[Data entries]
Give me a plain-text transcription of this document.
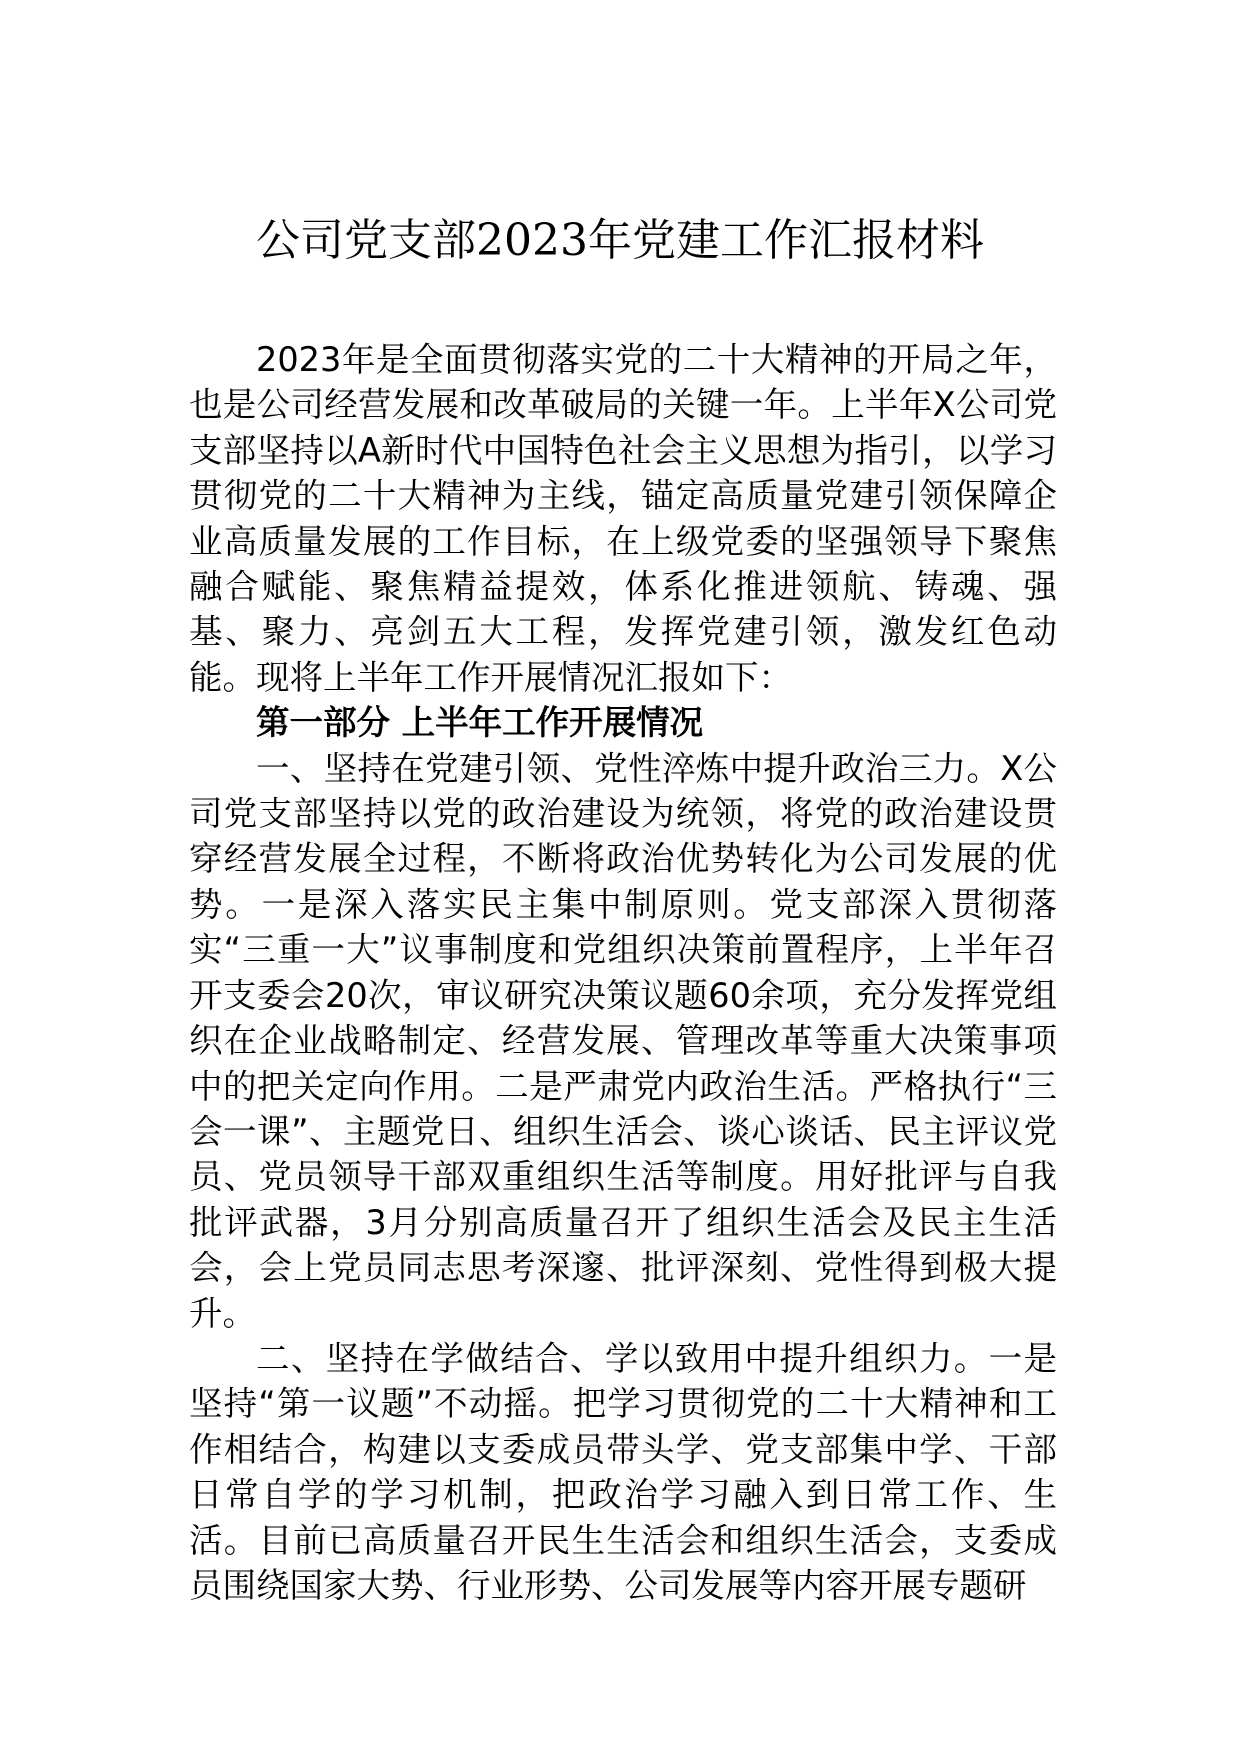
公司党支部2023年党建工作汇报材料

2023年是全面贯彻落实党的二十大精神的开局之年，也是公司经营发展和改革破局的关键一年。上半年X公司党支部坚持以A新时代中国特色社会主义思想为指引，以学习贯彻党的二十大精神为主线，锚定高质量党建引领保障企业高质量发展的工作目标，在上级党委的坚强领导下聚焦融合赋能、聚焦精益提效，体系化推进领航、铸魂、强基、聚力、亮剑五大工程，发挥党建引领，激发红色动能。现将上半年工作开展情况汇报如下：

第一部分 上半年工作开展情况

一、坚持在党建引领、党性淬炼中提升政治三力。X公司党支部坚持以党的政治建设为统领，将党的政治建设贯穿经营发展全过程，不断将政治优势转化为公司发展的优势。一是深入落实民主集中制原则。党支部深入贯彻落实“三重一大”议事制度和党组织决策前置程序，上半年召开支委会20次，审议研究决策议题60余项，充分发挥党组织在企业战略制定、经营发展、管理改革等重大决策事项中的把关定向作用。二是严肃党内政治生活。严格执行“三会一课”、主题党日、组织生活会、谈心谈话、民主评议党员、党员领导干部双重组织生活等制度。用好批评与自我批评武器，3月分别高质量召开了组织生活会及民主生活会，会上党员同志思考深邃、批评深刻、党性得到极大提升。

二、坚持在学做结合、学以致用中提升组织力。一是坚持“第一议题”不动摇。把学习贯彻党的二十大精神和工作相结合，构建以支委成员带头学、党支部集中学、干部日常自学的学习机制，把政治学习融入到日常工作、生活。目前已高质量召开民生生活会和组织生活会，支委成员围绕国家大势、行业形势、公司发展等内容开展专题研
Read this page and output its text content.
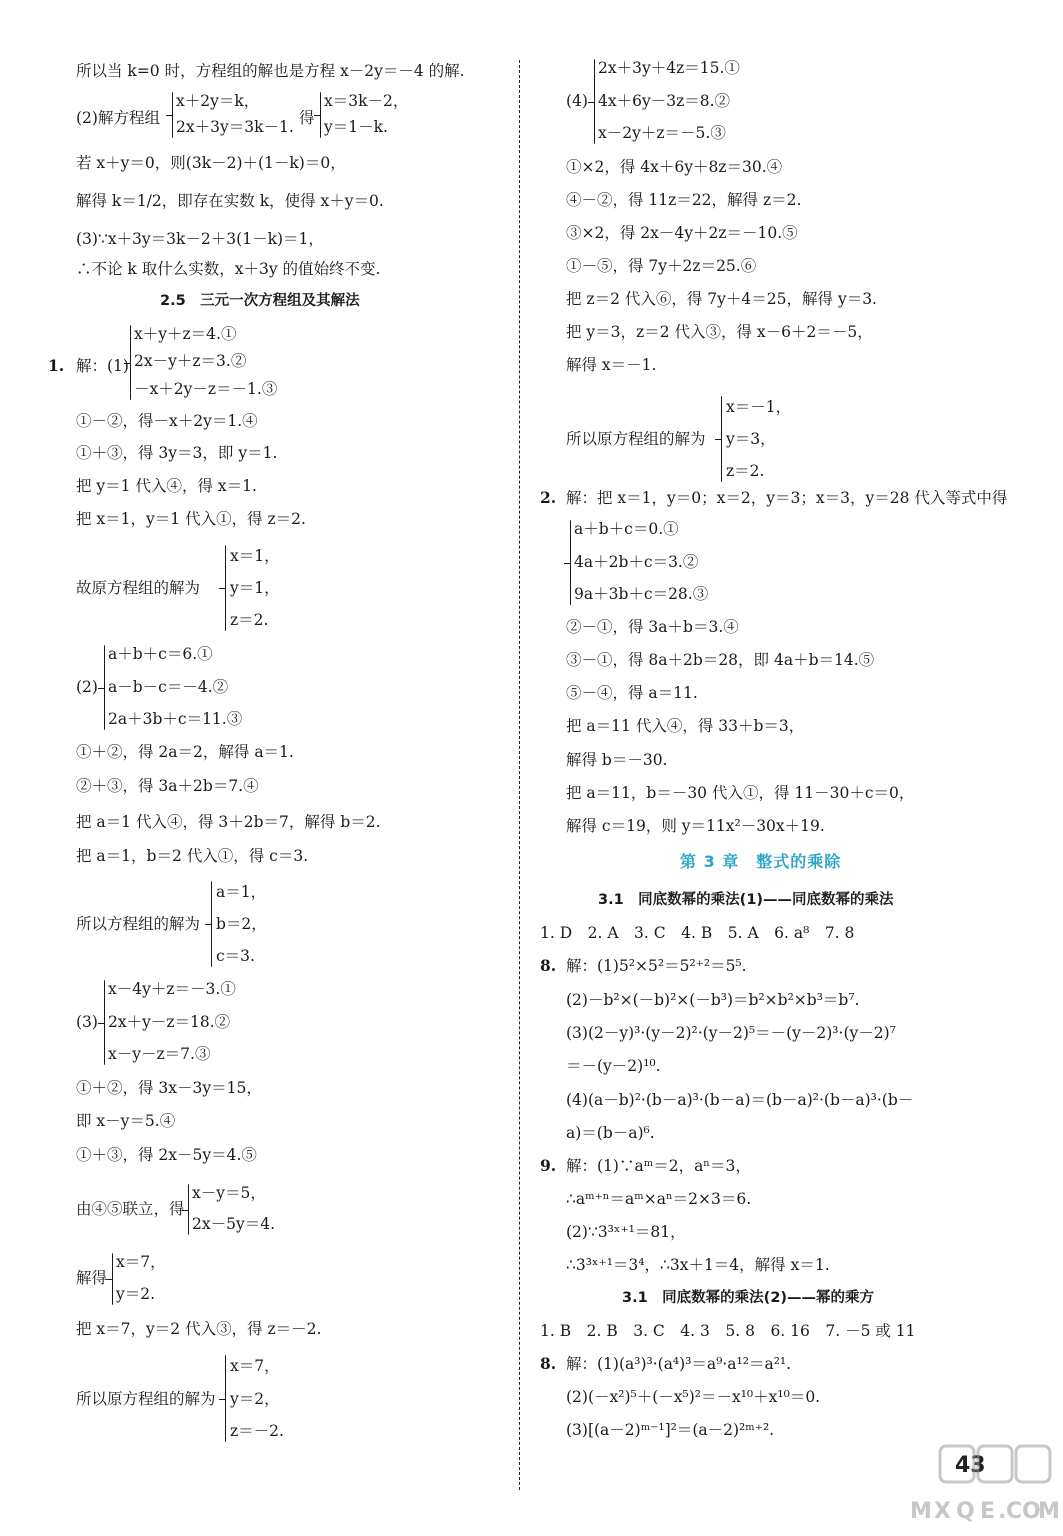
所以当 k=0 时，方程组的解也是方程 x－2y＝－4 的解.
(2)解方程组
x＋2y＝k，
2x＋3y＝3k－1. 得
x＝3k－2，
y＝1－k.
若 x＋y＝0，则(3k－2)＋(1－k)＝0，
解得 k＝1/2，即存在实数 k，使得 x＋y＝0.
(3)∵x＋3y＝3k－2＋3(1－k)＝1，
∴不论 k 取什么实数，x＋3y 的值始终不变.
2.5　三元一次方程组及其解法
1. 解：(1)
x＋y＋z＝4.①
2x－y＋z＝3.②
－x＋2y－z＝－1.③
①－②，得－x＋2y＝1.④
①＋③，得 3y＝3，即 y＝1.
把 y＝1 代入④，得 x＝1.
把 x＝1，y＝1 代入①，得 z＝2.
x＝1，
故原方程组的解为 y＝1，
z＝2.
a＋b＋c＝6.①
(2) a－b－c＝－4.②
2a＋3b＋c＝11.③
①＋②，得 2a＝2，解得 a＝1.
②＋③，得 3a＋2b＝7.④
把 a＝1 代入④，得 3＋2b＝7，解得 b＝2.
把 a＝1，b＝2 代入①，得 c＝3.
a＝1，
所以方程组的解为 b＝2，
c＝3.
x－4y＋z＝－3.①
(3) 2x＋y－z＝18.②
x－y－z＝7.③
①＋②，得 3x－3y＝15，
即 x－y＝5.④
①＋③，得 2x－5y＝4.⑤
x－y＝5，
由④⑤联立，得
2x－5y＝4.
x＝7，
解得
y＝2.
把 x＝7，y＝2 代入③，得 z＝－2.
x＝7，
所以原方程组的解为 y＝2，
z＝－2.
2x＋3y＋4z＝15.①
(4) 4x＋6y－3z＝8.②
x－2y＋z＝－5.③
①×2，得 4x＋6y＋8z＝30.④
④－②，得 11z＝22，解得 z＝2.
③×2，得 2x－4y＋2z＝－10.⑤
①－⑤，得 7y＋2z＝25.⑥
把 z＝2 代入⑥，得 7y＋4＝25，解得 y＝3.
把 y＝3，z＝2 代入③，得 x－6＋2＝－5，
解得 x＝－1.
x＝－1，
所以原方程组的解为 y＝3，
z＝2.
2. 解：把 x＝1，y＝0；x＝2，y＝3；x＝3，y＝28 代入等式中得
a＋b＋c＝0.①
4a＋2b＋c＝3.②
9a＋3b＋c＝28.③
②－①，得 3a＋b＝3.④
③－①，得 8a＋2b＝28，即 4a＋b＝14.⑤
⑤－④，得 a＝11.
把 a＝11 代入④，得 33＋b＝3，
解得 b＝－30.
把 a＝11，b＝－30 代入①，得 11－30＋c＝0，
解得 c＝19，则 y＝11x²－30x＋19.
第 3 章　整式的乘除
3.1　同底数幂的乘法(1)——同底数幂的乘法
1. D　2. A　3. C　4. B　5. A　6. a⁸　7. 8
8. 解：(1)5²×5²＝5²⁺²＝5⁵.
(2)－b²×(－b)²×(－b³)＝b²×b²×b³＝b⁷.
(3)(2－y)³·(y－2)²·(y－2)⁵＝－(y－2)³·(y－2)⁷
＝－(y－2)¹⁰.
(4)(a－b)²·(b－a)³·(b－a)＝(b－a)²·(b－a)³·(b－
a)＝(b－a)⁶.
9. 解：(1)∵aᵐ＝2，aⁿ＝3，
∴aᵐ⁺ⁿ＝aᵐ×aⁿ＝2×3＝6.
(2)∵3³ˣ⁺¹＝81，
∴3³ˣ⁺¹＝3⁴，∴3x＋1＝4，解得 x＝1.
3.1　同底数幂的乘法(2)——幂的乘方
1. B　2. B　3. C　4. 3　5. 8　6. 16　7. －5 或 11
8. 解：(1)(a³)³·(a⁴)³＝a⁹·a¹²＝a²¹.
(2)(－x²)⁵＋(－x⁵)²＝－x¹⁰＋x¹⁰＝0.
(3)[(a－2)ᵐ⁻¹]²＝(a－2)²ᵐ⁺².
43
M X Q E . C O
M
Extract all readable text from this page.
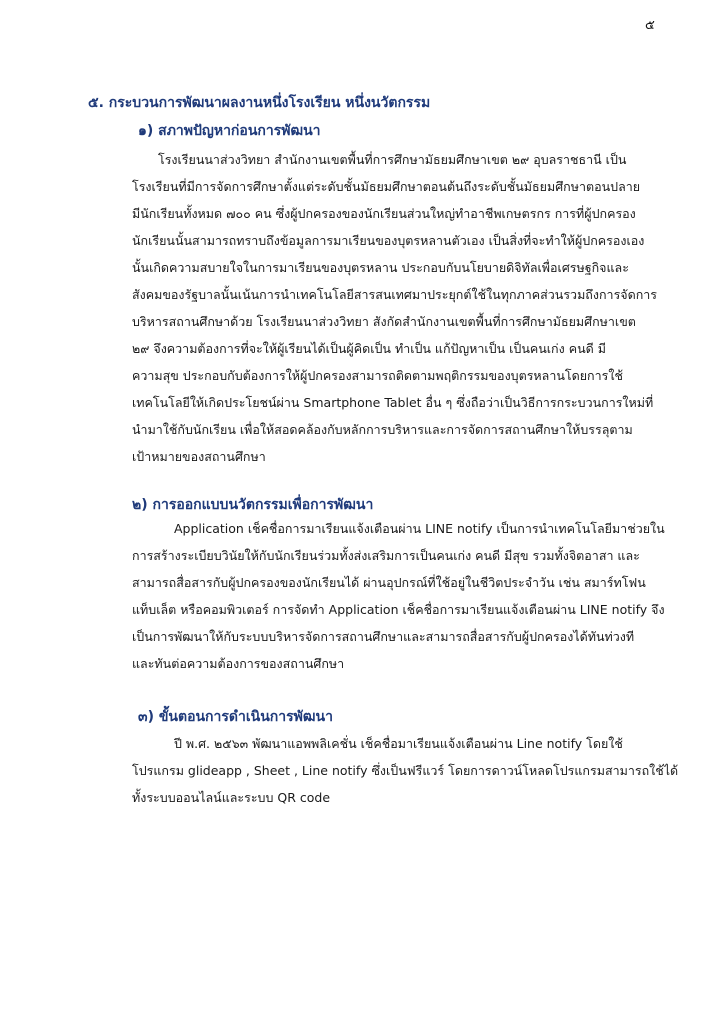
๕
๕. กระบวนการพัฒนาผลงานหนึ่งโรงเรียน หนึ่งนวัตกรรม
๑) สภาพปัญหาก่อนการพัฒนา
โรงเรียนนาส่วงวิทยา สำนักงานเขตพื้นที่การศึกษามัธยมศึกษาเขต ๒๙ อุบลราชธานี เป็น
โรงเรียนที่มีการจัดการศึกษาตั้งแต่ระดับชั้นมัธยมศึกษาตอนต้นถึงระดับชั้นมัธยมศึกษาตอนปลาย
มีนักเรียนทั้งหมด ๗๐๐ คน ซึ่งผู้ปกครองของนักเรียนส่วนใหญ่ทำอาชีพเกษตรกร การที่ผู้ปกครอง
นักเรียนนั้นสามารถทราบถึงข้อมูลการมาเรียนของบุตรหลานตัวเอง เป็นสิ่งที่จะทำให้ผู้ปกครองเอง
นั้นเกิดความสบายใจในการมาเรียนของบุตรหลาน ประกอบกับนโยบายดิจิทัลเพื่อเศรษฐกิจและ
สังคมของรัฐบาลนั้นเน้นการนำเทคโนโลยีสารสนเทศมาประยุกต์ใช้ในทุกภาคส่วนรวมถึงการจัดการ
บริหารสถานศึกษาด้วย โรงเรียนนาส่วงวิทยา สังกัดสำนักงานเขตพื้นที่การศึกษามัธยมศึกษาเขต
๒๙ จึงความต้องการที่จะให้ผู้เรียนได้เป็นผู้คิดเป็น ทำเป็น แก้ปัญหาเป็น เป็นคนเก่ง คนดี มี
ความสุข ประกอบกับต้องการให้ผู้ปกครองสามารถติดตามพฤติกรรมของบุตรหลานโดยการใช้
เทคโนโลยีให้เกิดประโยชน์ผ่าน Smartphone Tablet อื่น ๆ ซึ่งถือว่าเป็นวิธีการกระบวนการใหม่ที่
นำมาใช้กับนักเรียน เพื่อให้สอดคล้องกับหลักการบริหารและการจัดการสถานศึกษาให้บรรลุตาม
เป้าหมายของสถานศึกษา
๒) การออกแบบนวัตกรรมเพื่อการพัฒนา
Application เช็คชื่อการมาเรียนแจ้งเตือนผ่าน LINE notify เป็นการนำเทคโนโลยีมาช่วยใน
การสร้างระเบียบวินัยให้กับนักเรียนร่วมทั้งส่งเสริมการเป็นคนเก่ง คนดี มีสุข รวมทั้งจิตอาสา และ
สามารถสื่อสารกับผู้ปกครองของนักเรียนได้ ผ่านอุปกรณ์ที่ใช้อยู่ในชีวิตประจำวัน เช่น สมาร์ทโฟน
แท็บเล็ต หรือคอมพิวเตอร์ การจัดทำ Application เช็คชื่อการมาเรียนแจ้งเตือนผ่าน LINE notify จึง
เป็นการพัฒนาให้กับระบบบริหารจัดการสถานศึกษาและสามารถสื่อสารกับผู้ปกครองได้ทันท่วงที
และทันต่อความต้องการของสถานศึกษา
๓) ขั้นตอนการดำเนินการพัฒนา
ปี พ.ศ. ๒๕๖๓ พัฒนาแอพพลิเคชั่น เช็คชื่อมาเรียนแจ้งเตือนผ่าน Line notify โดยใช้
โปรแกรม glideapp , Sheet , Line notify ซึ่งเป็นฟรีแวร์ โดยการดาวน์โหลดโปรแกรมสามารถใช้ได้
ทั้งระบบออนไลน์และระบบ QR code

## [Goal of the exercise]
Identify each line containing the string "this" and copy it out.

## [Problem solution]
Give me a plain-text transcription of this document.
Read this page and output its text content.
Extract all readable text from this page.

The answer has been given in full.